• Dataset records
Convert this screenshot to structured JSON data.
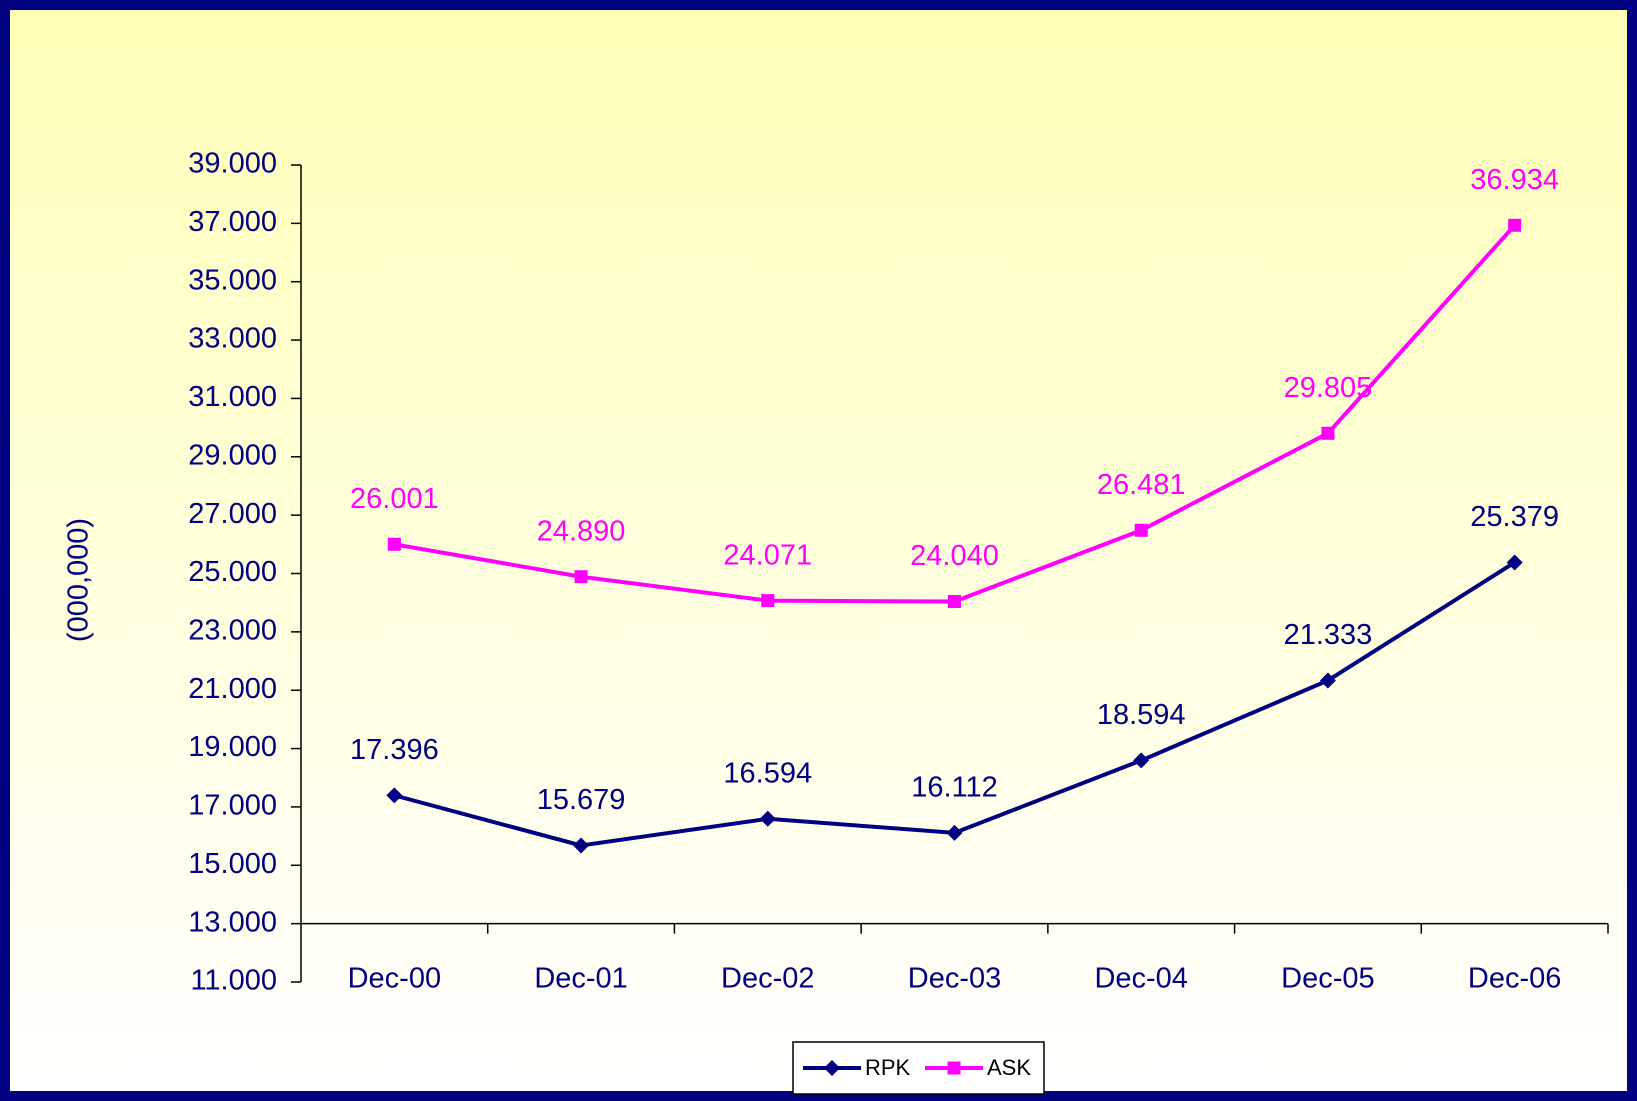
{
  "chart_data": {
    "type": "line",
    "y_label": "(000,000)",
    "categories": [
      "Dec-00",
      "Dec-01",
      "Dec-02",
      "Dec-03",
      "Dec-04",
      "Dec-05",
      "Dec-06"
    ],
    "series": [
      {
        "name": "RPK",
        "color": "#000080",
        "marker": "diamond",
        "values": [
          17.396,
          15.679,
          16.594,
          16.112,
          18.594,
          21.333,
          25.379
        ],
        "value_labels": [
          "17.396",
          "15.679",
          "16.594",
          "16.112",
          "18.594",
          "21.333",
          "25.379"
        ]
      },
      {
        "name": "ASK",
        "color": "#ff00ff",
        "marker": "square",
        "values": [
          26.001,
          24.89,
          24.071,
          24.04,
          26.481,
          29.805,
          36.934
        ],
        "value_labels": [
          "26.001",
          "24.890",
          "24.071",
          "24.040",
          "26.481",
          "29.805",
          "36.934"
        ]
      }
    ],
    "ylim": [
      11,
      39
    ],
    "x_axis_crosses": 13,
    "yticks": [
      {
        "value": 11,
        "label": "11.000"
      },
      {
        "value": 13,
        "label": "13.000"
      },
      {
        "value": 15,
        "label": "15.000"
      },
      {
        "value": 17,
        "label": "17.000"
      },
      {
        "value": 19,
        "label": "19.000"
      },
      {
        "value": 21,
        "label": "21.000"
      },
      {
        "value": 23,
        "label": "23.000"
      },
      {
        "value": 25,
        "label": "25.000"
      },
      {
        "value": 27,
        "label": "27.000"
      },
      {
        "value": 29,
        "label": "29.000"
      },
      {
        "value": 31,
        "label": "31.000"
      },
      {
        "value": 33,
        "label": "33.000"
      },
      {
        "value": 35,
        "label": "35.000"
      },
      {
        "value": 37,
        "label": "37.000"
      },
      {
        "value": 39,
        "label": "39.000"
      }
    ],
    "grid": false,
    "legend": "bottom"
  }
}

• Aim
Exclude every picture and copy the remaining data exactly.

• Correct output
Convert this screenshot to structured JSON data.
{
  "chart_data": {
    "type": "line",
    "y_label": "(000,000)",
    "categories": [
      "Dec-00",
      "Dec-01",
      "Dec-02",
      "Dec-03",
      "Dec-04",
      "Dec-05",
      "Dec-06"
    ],
    "series": [
      {
        "name": "RPK",
        "color": "#000080",
        "marker": "diamond",
        "values": [
          17.396,
          15.679,
          16.594,
          16.112,
          18.594,
          21.333,
          25.379
        ],
        "value_labels": [
          "17.396",
          "15.679",
          "16.594",
          "16.112",
          "18.594",
          "21.333",
          "25.379"
        ]
      },
      {
        "name": "ASK",
        "color": "#ff00ff",
        "marker": "square",
        "values": [
          26.001,
          24.89,
          24.071,
          24.04,
          26.481,
          29.805,
          36.934
        ],
        "value_labels": [
          "26.001",
          "24.890",
          "24.071",
          "24.040",
          "26.481",
          "29.805",
          "36.934"
        ]
      }
    ],
    "ylim": [
      11,
      39
    ],
    "x_axis_crosses": 13,
    "yticks": [
      {
        "value": 11,
        "label": "11.000"
      },
      {
        "value": 13,
        "label": "13.000"
      },
      {
        "value": 15,
        "label": "15.000"
      },
      {
        "value": 17,
        "label": "17.000"
      },
      {
        "value": 19,
        "label": "19.000"
      },
      {
        "value": 21,
        "label": "21.000"
      },
      {
        "value": 23,
        "label": "23.000"
      },
      {
        "value": 25,
        "label": "25.000"
      },
      {
        "value": 27,
        "label": "27.000"
      },
      {
        "value": 29,
        "label": "29.000"
      },
      {
        "value": 31,
        "label": "31.000"
      },
      {
        "value": 33,
        "label": "33.000"
      },
      {
        "value": 35,
        "label": "35.000"
      },
      {
        "value": 37,
        "label": "37.000"
      },
      {
        "value": 39,
        "label": "39.000"
      }
    ],
    "grid": false,
    "legend": "bottom"
  }
}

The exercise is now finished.